Kelvin Redux- What and how to measure

May 7, 2012

“Until you can measure something and express it in numbers, you have only the beginning of understanding.” – Lord Kelvin.

There are lot of things we want to measure, even if they can’t be objectively measured. For example, we measure customers satisfaction – there are no scientific units to use for the measurement. We measure popularity with proxy metrics like number of Google hits. Measuring anything objectively is itself a challenge.

My first company, Savera Systems Incorporated, had stellar advisers. One of them, Jeff Ullman told us the following: “Whatever you measure, you improve that metric”. I observed that to be correct. It is our tendency to improve whatever we measure. But, it is not the complete story.

Let us say your CEO laid out the vision for the company: “becoming a leader in the online sales of hair tonic”. The goal could be “increase the sales by 100% in North America”. Now that we measure the sales, do they automatically increase? Unfortunately no.

_YOUR OBJECTIVE_: In the post about what and how to measure, what did Jeff Ullman tell the author's first company?

Element position data:
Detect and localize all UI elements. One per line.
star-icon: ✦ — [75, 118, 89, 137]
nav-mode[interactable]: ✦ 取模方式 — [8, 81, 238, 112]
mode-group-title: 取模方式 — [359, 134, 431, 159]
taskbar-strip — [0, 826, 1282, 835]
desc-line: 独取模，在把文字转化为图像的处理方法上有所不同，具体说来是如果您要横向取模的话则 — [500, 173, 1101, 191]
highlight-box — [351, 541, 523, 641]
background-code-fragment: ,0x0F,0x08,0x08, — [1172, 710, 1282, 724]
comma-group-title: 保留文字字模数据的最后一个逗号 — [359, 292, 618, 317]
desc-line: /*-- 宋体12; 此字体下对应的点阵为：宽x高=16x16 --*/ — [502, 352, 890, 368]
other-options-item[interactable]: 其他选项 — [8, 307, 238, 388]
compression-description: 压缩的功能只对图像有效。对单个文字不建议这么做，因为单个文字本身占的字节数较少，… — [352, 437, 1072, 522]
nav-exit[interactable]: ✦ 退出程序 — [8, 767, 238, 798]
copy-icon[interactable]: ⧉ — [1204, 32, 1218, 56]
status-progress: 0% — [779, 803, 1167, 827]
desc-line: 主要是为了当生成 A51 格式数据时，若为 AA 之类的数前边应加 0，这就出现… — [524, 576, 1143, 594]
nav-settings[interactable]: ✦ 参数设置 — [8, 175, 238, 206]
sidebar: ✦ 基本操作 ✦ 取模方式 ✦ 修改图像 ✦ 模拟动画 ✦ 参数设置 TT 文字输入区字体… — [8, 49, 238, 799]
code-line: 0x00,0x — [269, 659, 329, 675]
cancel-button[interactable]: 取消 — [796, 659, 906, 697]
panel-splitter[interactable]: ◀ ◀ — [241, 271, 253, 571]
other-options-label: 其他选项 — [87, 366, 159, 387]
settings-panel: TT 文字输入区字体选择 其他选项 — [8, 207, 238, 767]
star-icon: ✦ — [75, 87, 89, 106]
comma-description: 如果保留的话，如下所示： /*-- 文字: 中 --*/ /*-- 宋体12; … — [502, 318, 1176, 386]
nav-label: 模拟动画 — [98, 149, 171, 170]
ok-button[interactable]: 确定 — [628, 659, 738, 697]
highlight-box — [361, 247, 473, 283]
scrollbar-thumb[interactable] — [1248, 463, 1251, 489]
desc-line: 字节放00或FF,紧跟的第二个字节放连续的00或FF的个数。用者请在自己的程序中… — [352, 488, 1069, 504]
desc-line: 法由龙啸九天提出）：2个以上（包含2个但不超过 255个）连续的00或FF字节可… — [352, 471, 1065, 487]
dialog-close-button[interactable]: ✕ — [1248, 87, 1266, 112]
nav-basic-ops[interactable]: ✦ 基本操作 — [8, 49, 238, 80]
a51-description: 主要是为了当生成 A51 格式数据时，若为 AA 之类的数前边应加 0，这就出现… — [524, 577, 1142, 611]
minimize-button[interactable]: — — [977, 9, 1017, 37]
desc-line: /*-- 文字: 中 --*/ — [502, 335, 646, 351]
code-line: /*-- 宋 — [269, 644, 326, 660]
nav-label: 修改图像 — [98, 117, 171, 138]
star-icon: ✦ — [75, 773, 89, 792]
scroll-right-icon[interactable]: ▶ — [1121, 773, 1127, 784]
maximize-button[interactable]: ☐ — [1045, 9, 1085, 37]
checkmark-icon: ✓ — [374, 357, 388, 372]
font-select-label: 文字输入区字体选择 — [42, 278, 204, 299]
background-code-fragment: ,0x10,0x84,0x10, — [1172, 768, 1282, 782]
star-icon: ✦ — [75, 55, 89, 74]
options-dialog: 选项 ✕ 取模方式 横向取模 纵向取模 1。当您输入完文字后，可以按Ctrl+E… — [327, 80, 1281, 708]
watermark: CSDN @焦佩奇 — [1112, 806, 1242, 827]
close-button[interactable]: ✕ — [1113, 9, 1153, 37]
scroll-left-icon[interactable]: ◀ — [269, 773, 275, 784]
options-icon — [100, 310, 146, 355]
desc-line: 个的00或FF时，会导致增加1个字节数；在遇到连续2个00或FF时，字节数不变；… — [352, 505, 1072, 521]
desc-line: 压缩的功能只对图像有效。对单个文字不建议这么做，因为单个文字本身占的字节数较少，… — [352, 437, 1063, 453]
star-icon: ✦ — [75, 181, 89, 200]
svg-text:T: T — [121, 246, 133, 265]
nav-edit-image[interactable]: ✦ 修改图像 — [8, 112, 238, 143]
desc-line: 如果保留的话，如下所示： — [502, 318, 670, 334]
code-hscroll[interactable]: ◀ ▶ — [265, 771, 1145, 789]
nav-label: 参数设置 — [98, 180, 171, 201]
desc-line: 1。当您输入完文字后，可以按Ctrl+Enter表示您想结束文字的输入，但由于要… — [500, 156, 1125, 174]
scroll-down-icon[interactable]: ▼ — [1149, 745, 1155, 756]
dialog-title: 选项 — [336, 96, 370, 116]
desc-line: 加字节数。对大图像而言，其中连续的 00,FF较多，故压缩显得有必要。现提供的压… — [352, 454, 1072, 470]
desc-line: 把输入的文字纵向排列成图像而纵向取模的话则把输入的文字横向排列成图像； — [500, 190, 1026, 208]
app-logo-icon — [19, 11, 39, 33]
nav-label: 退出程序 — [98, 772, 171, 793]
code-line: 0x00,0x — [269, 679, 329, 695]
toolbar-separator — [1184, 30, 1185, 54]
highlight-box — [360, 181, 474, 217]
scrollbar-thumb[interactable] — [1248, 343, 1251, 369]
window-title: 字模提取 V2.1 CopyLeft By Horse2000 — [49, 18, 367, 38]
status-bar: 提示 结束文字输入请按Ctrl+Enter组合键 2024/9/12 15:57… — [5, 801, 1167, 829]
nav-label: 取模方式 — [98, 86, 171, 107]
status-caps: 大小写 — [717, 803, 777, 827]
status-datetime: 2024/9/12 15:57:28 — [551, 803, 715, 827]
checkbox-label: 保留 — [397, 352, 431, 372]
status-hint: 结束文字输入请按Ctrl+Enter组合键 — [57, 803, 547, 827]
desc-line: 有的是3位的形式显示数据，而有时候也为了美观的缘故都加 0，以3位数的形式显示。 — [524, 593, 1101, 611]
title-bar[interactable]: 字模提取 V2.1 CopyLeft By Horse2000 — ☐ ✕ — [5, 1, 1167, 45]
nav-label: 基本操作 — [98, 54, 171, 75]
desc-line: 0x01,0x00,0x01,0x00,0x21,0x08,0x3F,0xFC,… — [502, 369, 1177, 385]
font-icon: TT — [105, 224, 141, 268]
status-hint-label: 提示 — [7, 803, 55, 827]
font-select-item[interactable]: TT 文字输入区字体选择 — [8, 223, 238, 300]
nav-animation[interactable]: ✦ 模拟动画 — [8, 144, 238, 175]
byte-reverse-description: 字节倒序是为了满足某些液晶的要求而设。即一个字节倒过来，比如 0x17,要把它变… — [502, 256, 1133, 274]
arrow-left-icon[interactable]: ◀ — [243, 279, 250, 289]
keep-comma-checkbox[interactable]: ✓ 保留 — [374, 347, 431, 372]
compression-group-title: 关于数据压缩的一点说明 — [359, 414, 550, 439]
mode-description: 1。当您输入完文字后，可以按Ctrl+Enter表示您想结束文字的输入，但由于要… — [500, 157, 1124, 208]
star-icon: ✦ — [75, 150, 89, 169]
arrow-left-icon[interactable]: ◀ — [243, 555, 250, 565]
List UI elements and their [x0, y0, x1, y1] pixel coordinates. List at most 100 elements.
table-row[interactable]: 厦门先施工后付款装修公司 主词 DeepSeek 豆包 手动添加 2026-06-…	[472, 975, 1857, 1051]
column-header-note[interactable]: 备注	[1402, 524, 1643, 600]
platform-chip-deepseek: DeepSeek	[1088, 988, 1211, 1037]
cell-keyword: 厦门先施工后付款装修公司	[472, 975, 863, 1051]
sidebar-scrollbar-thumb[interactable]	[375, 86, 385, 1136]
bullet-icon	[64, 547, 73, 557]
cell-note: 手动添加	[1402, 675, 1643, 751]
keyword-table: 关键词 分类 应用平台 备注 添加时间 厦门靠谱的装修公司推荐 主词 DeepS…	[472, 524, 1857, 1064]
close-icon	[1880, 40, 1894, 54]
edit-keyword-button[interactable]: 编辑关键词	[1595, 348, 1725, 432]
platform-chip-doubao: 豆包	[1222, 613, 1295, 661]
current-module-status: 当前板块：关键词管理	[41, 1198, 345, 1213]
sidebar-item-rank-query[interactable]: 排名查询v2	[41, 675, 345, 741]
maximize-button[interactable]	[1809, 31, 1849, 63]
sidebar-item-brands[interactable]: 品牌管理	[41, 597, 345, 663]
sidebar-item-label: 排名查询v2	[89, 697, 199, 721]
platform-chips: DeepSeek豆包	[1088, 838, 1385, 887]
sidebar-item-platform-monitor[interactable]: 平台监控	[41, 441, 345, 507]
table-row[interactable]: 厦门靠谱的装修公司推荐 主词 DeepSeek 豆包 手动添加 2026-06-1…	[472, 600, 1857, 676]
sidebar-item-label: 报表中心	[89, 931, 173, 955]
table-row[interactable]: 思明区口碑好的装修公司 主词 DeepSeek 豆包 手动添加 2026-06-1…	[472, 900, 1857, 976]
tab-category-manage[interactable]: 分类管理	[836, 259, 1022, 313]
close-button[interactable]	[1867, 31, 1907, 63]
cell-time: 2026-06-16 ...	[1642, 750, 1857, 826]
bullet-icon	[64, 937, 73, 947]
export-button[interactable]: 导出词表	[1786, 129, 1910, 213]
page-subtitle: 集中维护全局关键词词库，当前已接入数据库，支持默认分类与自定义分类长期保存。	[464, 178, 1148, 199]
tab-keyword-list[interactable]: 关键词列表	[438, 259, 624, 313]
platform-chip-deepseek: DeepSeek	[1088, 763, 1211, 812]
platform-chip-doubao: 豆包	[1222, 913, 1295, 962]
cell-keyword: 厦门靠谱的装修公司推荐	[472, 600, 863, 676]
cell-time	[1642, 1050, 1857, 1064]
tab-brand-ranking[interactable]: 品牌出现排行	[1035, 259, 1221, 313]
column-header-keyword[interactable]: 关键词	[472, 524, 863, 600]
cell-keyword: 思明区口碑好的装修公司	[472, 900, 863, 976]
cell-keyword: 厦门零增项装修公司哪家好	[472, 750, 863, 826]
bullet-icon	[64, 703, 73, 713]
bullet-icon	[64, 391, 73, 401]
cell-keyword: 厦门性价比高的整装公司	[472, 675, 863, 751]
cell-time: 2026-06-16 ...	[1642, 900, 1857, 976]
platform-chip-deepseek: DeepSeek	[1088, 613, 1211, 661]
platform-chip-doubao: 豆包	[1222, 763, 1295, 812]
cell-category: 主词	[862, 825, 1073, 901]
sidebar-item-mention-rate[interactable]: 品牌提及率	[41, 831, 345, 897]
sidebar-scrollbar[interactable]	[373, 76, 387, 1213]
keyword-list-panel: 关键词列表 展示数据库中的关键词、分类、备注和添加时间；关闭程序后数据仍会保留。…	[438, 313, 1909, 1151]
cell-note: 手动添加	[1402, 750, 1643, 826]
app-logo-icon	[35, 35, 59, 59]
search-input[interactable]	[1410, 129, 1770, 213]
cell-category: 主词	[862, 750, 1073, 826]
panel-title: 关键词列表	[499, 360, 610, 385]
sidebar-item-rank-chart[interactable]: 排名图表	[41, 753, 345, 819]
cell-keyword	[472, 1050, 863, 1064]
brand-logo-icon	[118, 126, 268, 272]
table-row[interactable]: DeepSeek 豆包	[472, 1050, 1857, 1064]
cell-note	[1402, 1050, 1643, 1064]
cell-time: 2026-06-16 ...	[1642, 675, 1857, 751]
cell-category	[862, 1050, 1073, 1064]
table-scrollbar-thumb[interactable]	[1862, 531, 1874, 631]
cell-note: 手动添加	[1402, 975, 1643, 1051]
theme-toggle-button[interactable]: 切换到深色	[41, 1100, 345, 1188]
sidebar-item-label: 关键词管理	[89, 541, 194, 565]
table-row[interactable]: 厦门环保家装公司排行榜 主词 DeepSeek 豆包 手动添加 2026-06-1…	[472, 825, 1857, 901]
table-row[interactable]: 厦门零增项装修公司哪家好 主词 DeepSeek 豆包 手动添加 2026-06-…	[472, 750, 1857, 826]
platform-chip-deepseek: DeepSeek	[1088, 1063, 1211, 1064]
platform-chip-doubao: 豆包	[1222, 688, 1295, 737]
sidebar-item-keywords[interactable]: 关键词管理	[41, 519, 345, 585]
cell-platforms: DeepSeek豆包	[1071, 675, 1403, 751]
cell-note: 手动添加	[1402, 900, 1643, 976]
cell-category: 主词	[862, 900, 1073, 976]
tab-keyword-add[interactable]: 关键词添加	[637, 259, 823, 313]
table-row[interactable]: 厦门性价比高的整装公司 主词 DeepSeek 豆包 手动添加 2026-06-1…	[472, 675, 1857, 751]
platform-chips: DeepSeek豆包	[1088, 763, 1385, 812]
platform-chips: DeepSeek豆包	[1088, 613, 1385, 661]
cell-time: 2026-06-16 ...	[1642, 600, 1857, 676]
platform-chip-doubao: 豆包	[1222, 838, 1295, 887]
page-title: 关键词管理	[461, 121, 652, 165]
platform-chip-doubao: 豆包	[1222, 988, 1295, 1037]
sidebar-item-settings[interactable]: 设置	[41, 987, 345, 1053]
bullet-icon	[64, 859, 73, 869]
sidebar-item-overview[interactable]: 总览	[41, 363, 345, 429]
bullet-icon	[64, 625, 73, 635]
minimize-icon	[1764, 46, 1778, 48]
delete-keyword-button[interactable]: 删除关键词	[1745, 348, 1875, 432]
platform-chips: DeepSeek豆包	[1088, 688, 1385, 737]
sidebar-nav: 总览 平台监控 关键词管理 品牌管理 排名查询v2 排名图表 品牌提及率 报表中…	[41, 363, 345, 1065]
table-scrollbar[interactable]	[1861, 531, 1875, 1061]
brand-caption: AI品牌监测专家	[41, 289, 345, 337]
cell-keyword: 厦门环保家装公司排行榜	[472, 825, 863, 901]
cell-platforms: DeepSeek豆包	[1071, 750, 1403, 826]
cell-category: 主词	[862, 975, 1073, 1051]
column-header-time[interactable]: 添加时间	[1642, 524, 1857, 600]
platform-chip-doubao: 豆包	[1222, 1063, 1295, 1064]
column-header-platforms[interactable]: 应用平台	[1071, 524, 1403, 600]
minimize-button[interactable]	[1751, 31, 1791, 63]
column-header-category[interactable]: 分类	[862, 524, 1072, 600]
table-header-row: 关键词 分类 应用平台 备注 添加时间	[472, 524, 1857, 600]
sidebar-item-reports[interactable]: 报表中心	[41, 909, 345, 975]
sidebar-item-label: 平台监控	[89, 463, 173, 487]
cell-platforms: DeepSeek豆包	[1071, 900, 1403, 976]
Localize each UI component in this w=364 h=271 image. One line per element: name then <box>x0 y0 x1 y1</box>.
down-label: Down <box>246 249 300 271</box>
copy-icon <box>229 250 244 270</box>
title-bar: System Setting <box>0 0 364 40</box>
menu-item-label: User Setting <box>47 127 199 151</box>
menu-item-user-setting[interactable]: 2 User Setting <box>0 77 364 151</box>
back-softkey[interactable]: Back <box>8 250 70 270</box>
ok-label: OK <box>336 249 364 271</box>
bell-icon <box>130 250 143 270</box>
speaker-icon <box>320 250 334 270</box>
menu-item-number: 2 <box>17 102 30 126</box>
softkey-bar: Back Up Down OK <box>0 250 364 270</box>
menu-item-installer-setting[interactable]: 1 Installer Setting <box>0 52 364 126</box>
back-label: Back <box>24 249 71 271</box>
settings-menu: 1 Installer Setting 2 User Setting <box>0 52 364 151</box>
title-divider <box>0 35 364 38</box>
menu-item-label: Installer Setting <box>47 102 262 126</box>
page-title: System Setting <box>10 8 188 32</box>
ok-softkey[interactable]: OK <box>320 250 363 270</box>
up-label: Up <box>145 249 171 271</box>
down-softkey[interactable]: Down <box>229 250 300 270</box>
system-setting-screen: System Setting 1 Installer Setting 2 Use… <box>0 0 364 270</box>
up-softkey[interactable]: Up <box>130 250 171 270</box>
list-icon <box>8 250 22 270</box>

_CORRECT ANSWER_: He told them, "Whatever you measure, you improve that metric."